Given instruction: Please render the lines of the entries below, from the first line through the line containing "- bullet: LIGO searched", as a JSON list of strings with one string per line, including both end lines and omitting blank lines.

Input rows:
....................

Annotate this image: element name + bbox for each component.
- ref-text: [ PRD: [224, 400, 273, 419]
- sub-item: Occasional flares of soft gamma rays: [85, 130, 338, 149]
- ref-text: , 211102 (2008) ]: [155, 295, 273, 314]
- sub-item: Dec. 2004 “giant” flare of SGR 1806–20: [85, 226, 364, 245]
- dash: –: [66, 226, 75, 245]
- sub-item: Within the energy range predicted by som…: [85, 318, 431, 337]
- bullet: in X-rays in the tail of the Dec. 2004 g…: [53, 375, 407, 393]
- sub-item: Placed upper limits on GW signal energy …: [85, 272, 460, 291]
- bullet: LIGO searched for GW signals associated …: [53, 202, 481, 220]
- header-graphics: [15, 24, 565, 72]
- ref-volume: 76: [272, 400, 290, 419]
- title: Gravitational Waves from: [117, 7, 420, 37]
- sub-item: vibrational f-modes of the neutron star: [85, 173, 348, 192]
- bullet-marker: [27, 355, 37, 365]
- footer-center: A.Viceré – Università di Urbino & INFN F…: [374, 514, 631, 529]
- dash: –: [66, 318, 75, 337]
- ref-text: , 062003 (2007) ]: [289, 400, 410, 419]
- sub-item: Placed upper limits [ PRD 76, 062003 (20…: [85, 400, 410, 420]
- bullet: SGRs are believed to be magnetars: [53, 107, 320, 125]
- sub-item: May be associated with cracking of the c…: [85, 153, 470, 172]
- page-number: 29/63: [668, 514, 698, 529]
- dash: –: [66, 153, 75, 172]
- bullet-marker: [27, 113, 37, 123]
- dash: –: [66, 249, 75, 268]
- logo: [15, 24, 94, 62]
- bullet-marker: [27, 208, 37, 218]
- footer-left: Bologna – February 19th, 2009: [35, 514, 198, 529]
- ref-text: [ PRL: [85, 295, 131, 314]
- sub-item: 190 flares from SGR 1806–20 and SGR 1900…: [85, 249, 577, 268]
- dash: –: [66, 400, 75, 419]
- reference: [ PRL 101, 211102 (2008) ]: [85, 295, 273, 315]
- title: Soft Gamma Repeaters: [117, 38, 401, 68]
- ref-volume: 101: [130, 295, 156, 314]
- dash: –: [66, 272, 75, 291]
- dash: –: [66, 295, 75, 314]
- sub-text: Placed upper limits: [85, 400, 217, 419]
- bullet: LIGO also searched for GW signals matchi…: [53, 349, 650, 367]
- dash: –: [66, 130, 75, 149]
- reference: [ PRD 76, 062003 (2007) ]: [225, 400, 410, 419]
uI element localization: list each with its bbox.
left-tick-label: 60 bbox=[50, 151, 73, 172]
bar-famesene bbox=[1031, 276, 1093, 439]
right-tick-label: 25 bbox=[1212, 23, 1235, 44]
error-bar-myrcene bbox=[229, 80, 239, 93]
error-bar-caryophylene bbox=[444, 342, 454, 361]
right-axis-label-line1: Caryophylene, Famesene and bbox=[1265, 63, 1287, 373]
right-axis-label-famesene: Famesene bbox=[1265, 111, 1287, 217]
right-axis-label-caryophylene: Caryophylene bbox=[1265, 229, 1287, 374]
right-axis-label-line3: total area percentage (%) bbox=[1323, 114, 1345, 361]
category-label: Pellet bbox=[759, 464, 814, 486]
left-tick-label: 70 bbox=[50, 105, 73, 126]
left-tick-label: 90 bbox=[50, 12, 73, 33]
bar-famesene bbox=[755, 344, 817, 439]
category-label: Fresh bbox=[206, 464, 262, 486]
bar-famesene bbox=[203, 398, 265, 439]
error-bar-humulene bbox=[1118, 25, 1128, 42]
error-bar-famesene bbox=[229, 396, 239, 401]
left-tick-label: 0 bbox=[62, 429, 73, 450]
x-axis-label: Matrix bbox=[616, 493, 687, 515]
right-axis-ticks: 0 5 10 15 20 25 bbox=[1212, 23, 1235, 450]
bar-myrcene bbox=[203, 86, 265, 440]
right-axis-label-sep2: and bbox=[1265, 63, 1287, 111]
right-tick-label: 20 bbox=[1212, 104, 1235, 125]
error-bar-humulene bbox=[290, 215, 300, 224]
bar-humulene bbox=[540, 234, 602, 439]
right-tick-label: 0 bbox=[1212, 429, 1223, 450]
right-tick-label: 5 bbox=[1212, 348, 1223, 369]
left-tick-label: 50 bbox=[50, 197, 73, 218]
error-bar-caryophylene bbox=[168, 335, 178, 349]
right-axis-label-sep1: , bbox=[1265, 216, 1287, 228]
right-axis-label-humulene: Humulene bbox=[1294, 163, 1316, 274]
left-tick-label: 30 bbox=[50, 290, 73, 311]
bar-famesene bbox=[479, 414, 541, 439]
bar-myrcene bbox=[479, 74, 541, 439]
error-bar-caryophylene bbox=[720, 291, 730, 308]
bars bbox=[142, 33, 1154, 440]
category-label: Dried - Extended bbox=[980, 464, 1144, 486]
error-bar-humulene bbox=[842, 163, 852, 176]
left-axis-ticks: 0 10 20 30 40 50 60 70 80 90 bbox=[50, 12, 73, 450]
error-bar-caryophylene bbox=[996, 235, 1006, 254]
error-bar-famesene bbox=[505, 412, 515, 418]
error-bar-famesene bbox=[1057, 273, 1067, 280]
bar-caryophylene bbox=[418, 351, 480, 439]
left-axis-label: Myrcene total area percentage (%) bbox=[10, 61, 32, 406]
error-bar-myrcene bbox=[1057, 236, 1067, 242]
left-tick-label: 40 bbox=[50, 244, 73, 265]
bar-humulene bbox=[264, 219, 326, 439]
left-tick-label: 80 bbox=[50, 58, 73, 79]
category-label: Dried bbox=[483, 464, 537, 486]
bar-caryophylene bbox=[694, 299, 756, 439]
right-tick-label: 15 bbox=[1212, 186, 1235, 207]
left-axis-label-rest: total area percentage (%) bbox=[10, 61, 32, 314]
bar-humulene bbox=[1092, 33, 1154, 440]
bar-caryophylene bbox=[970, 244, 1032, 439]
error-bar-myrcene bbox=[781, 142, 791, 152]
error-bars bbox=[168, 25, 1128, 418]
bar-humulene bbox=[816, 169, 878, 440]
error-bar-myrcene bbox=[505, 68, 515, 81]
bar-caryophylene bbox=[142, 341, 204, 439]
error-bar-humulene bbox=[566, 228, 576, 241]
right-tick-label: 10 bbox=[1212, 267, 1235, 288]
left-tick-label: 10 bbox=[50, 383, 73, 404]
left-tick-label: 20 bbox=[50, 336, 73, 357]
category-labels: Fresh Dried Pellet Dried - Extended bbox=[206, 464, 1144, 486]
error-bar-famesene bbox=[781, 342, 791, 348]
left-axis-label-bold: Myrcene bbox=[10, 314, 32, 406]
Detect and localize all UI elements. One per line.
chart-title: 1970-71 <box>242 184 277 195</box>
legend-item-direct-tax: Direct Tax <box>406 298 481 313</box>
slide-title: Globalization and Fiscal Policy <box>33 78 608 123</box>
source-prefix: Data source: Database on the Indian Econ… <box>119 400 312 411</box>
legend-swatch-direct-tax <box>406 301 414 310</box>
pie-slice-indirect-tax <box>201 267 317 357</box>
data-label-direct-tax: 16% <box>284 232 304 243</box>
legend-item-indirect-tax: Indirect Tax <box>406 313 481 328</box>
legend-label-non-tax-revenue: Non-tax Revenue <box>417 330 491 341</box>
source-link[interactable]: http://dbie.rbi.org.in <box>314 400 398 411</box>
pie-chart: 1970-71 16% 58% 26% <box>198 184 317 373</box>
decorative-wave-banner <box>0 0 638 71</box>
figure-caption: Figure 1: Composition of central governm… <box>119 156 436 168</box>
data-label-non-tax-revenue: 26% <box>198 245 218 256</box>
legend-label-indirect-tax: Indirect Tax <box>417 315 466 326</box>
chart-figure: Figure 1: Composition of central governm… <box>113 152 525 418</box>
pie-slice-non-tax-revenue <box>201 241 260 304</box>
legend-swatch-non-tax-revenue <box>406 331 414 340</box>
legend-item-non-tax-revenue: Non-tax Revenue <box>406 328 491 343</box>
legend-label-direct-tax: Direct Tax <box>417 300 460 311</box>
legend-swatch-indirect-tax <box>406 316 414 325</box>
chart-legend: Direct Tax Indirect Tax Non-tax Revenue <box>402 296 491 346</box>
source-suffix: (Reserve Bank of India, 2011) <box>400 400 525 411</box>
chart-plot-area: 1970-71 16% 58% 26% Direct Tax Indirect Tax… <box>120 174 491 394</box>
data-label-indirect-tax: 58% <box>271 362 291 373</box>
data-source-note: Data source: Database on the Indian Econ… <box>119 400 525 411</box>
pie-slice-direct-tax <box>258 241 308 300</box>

....................

Correct output:
[
  "Annotate this image: element name + bbox for each component.",
  "- ref-text: [ PRD: [224, 400, 273, 419]",
  "- sub-item: Occasional flares of soft gamma rays: [85, 130, 338, 149]",
  "- ref-text: , 211102 (2008) ]: [155, 295, 273, 314]",
  "- sub-item: Dec. 2004 “giant” flare of SGR 1806–20: [85, 226, 364, 245]",
  "- dash: –: [66, 226, 75, 245]",
  "- sub-item: Within the energy range predicted by som…: [85, 318, 431, 337]",
  "- bullet: in X-rays in the tail of the Dec. 2004 g…: [53, 375, 407, 393]",
  "- sub-item: Placed upper limits on GW signal energy …: [85, 272, 460, 291]",
  "- bullet: LIGO searched for GW signals associated …: [53, 202, 481, 220]"
]